──────── EXERCISE MATERIALS

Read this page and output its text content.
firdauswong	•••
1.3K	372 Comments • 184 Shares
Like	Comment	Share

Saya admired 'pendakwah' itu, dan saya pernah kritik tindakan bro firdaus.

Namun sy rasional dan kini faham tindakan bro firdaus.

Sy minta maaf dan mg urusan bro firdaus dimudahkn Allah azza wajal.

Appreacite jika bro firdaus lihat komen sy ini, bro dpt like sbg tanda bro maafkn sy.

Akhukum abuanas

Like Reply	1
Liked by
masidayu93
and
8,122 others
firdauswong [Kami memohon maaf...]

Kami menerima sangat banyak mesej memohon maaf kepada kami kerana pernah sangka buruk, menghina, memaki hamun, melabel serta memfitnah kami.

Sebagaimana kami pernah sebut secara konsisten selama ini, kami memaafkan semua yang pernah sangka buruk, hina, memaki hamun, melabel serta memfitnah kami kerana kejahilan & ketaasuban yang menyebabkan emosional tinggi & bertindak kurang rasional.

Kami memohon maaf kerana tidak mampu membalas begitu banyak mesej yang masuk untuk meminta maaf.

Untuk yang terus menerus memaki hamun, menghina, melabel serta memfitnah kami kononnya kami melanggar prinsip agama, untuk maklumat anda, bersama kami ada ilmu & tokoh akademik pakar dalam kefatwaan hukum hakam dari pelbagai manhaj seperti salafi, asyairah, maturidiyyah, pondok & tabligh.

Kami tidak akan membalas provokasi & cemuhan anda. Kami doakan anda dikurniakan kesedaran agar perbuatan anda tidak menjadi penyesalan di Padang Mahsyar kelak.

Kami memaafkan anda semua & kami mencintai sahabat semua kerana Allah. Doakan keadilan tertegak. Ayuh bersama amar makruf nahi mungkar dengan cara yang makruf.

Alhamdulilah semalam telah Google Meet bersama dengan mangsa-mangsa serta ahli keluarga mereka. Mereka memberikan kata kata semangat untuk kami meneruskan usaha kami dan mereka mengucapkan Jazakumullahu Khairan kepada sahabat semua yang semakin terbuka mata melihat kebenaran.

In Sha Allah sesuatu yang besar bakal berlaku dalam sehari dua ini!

────────────────

TASK INSTRUCTIONS: Extract each line of the material exactly as it stands.

OUTPUT FOR THIS EXERCISE:
Read this page and output its text content.
firdauswong	•••
1.3K	372 Comments • 184 Shares
Like	Comment	Share

Saya admired 'pendakwah' itu, dan saya pernah kritik tindakan bro firdaus.

Namun sy rasional dan kini faham tindakan bro firdaus.

Sy minta maaf dan mg urusan bro firdaus dimudahkn Allah azza wajal.

Appreacite jika bro firdaus lihat komen sy ini, bro dpt like sbg tanda bro maafkn sy.

Akhukum abuanas

Like Reply	1
Liked by
masidayu93
and
8,122 others
firdauswong [Kami memohon maaf...]

Kami menerima sangat banyak mesej memohon maaf kepada kami kerana pernah sangka buruk, menghina, memaki hamun, melabel serta memfitnah kami.

Sebagaimana kami pernah sebut secara konsisten selama ini, kami memaafkan semua yang pernah sangka buruk, hina, memaki hamun, melabel serta memfitnah kami kerana kejahilan & ketaasuban yang menyebabkan emosional tinggi & bertindak kurang rasional.

Kami memohon maaf kerana tidak mampu membalas begitu banyak mesej yang masuk untuk meminta maaf.

Untuk yang terus menerus memaki hamun, menghina, melabel serta memfitnah kami kononnya kami melanggar prinsip agama, untuk maklumat anda, bersama kami ada ilmu & tokoh akademik pakar dalam kefatwaan hukum hakam dari pelbagai manhaj seperti salafi, asyairah, maturidiyyah, pondok & tabligh.

Kami tidak akan membalas provokasi & cemuhan anda. Kami doakan anda dikurniakan kesedaran agar perbuatan anda tidak menjadi penyesalan di Padang Mahsyar kelak.

Kami memaafkan anda semua & kami mencintai sahabat semua kerana Allah. Doakan keadilan tertegak. Ayuh bersama amar makruf nahi mungkar dengan cara yang makruf.

Alhamdulilah semalam telah Google Meet bersama dengan mangsa-mangsa serta ahli keluarga mereka. Mereka memberikan kata kata semangat untuk kami meneruskan usaha kami dan mereka mengucapkan Jazakumullahu Khairan kepada sahabat semua yang semakin terbuka mata melihat kebenaran.

In Sha Allah sesuatu yang besar bakal berlaku dalam sehari dua ini!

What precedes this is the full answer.